* _Supplied records_:
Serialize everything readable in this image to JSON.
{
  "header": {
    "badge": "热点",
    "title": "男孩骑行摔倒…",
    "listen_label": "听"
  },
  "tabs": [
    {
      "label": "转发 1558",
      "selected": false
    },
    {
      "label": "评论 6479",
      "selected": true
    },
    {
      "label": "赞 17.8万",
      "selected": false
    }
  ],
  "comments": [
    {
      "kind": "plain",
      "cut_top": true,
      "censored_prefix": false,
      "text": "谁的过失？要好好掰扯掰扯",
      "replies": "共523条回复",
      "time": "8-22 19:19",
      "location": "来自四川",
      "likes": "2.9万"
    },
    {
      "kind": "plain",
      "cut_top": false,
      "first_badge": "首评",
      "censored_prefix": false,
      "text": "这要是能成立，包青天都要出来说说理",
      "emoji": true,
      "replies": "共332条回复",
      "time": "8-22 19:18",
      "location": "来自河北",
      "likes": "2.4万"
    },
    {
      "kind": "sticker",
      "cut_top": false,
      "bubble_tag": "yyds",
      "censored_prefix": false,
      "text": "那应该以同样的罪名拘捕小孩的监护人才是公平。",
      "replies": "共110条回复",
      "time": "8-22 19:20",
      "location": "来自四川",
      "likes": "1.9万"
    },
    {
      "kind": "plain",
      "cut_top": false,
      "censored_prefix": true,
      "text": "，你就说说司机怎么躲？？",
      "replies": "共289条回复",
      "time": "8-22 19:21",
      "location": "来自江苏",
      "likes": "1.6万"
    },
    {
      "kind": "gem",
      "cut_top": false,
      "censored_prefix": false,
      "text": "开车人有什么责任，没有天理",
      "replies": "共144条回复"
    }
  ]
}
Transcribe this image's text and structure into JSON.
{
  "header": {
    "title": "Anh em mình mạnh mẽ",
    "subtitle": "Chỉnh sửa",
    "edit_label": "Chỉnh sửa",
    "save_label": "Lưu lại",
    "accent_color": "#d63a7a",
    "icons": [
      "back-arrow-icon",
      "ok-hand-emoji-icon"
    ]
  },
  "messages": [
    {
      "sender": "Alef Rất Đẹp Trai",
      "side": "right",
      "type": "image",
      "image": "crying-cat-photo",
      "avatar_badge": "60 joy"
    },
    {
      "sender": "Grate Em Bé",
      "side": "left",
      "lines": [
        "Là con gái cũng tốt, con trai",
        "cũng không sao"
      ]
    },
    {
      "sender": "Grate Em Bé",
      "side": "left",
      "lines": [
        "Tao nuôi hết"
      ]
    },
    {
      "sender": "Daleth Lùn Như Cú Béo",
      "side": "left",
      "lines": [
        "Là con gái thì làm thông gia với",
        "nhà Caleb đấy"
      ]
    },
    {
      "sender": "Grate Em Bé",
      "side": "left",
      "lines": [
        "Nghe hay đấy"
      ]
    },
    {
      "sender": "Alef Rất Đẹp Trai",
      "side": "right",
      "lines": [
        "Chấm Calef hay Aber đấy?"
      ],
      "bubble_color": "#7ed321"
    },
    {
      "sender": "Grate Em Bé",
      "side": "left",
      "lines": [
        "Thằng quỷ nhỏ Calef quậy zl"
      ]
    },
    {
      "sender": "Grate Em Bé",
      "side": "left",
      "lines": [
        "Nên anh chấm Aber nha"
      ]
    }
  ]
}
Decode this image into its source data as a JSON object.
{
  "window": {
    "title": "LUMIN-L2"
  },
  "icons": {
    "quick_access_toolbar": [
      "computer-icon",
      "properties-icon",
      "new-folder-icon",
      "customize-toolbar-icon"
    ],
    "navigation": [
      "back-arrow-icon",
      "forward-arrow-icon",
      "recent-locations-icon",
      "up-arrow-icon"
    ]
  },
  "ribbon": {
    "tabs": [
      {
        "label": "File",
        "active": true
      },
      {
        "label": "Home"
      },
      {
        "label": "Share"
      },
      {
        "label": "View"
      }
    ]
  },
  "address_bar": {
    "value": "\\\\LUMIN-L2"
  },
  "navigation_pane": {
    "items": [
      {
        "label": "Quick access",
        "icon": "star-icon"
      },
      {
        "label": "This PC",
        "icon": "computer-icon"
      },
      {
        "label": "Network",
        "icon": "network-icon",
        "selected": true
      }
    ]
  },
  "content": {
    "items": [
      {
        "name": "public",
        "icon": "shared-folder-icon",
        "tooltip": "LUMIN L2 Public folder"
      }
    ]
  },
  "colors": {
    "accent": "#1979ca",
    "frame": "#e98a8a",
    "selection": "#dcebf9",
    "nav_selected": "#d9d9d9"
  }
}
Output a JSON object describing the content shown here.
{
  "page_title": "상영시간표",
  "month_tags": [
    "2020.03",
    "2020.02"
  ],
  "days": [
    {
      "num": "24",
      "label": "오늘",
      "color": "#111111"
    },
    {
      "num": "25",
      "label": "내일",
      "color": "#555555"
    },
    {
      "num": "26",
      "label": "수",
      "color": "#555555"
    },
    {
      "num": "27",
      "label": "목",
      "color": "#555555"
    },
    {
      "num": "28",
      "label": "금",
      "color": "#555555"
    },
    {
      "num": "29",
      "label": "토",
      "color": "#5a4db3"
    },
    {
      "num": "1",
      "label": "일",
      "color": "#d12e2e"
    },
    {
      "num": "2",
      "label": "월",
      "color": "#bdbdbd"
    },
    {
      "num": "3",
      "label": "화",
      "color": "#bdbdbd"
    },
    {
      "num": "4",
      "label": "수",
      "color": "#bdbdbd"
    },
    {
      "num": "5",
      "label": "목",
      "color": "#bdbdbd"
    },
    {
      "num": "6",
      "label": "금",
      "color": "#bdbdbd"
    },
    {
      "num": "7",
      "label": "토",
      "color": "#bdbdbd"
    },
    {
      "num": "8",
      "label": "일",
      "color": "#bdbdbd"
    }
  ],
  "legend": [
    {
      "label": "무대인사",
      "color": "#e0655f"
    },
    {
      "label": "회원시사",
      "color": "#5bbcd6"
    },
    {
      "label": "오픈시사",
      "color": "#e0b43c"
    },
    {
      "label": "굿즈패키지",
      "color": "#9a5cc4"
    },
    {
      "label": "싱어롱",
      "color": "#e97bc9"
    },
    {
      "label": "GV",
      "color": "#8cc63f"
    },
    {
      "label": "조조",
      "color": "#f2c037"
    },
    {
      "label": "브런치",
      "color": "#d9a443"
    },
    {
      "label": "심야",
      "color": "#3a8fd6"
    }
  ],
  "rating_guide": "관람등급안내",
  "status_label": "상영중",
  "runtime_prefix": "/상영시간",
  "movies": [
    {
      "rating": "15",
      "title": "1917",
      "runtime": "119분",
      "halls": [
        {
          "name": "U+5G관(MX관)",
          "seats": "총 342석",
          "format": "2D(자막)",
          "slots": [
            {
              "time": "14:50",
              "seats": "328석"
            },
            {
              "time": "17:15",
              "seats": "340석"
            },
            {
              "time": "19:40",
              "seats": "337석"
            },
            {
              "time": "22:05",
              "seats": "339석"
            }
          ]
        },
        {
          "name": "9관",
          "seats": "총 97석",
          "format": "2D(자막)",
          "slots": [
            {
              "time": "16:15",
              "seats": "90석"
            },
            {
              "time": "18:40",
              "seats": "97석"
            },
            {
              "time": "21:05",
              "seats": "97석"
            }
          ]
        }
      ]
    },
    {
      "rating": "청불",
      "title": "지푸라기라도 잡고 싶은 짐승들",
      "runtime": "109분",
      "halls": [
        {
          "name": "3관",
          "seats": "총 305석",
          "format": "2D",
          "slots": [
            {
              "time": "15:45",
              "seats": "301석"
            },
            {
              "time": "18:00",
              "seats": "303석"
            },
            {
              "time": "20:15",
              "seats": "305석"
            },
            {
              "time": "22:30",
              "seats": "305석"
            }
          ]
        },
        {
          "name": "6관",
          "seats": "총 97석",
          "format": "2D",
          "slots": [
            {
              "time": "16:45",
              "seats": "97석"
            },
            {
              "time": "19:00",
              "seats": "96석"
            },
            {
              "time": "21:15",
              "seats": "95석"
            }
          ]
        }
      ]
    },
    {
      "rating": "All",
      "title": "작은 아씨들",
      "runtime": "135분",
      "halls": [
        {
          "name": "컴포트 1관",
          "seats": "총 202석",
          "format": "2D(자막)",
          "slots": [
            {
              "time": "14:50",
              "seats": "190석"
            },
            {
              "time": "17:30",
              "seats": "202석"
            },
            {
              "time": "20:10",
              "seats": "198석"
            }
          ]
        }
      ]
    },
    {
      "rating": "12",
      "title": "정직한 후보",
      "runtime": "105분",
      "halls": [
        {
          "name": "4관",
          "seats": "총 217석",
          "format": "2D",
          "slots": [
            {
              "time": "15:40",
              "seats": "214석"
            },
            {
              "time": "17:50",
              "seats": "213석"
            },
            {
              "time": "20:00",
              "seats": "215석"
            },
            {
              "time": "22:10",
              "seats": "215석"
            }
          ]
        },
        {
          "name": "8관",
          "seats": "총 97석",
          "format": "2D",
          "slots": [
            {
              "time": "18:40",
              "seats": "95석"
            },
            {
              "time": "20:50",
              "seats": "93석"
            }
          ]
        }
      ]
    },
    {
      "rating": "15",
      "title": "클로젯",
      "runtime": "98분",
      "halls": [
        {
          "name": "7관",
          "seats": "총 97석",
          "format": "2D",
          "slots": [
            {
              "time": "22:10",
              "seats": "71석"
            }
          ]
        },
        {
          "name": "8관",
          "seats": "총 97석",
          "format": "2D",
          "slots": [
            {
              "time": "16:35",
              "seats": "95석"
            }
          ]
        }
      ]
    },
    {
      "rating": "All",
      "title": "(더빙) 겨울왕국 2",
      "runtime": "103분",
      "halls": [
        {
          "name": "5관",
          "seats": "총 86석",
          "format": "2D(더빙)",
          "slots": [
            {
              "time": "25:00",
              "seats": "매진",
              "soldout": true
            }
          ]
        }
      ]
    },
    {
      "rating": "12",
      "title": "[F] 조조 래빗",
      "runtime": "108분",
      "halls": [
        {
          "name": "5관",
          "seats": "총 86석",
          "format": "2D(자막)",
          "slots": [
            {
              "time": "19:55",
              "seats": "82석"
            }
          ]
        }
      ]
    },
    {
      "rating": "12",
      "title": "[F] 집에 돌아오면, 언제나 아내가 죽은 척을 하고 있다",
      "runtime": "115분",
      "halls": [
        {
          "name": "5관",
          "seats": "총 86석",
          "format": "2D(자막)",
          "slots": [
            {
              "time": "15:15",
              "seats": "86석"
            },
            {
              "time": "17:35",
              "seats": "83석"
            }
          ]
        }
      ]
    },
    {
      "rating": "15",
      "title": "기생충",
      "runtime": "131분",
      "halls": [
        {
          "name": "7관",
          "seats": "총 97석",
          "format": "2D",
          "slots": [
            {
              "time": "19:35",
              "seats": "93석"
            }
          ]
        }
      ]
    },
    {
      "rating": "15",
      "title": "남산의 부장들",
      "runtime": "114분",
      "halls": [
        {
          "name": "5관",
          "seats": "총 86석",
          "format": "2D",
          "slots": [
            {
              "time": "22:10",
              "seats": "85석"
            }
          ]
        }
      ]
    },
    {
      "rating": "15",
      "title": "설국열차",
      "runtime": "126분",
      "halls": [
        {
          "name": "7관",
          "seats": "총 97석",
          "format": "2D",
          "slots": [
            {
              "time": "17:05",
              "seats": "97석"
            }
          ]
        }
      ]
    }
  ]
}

* _What the exercise asks_: Return all lines containing the word "Calef".

* _Solution_:
        "Chấm Calef hay Aber đấy?"
        "Thằng quỷ nhỏ Calef quậy zl"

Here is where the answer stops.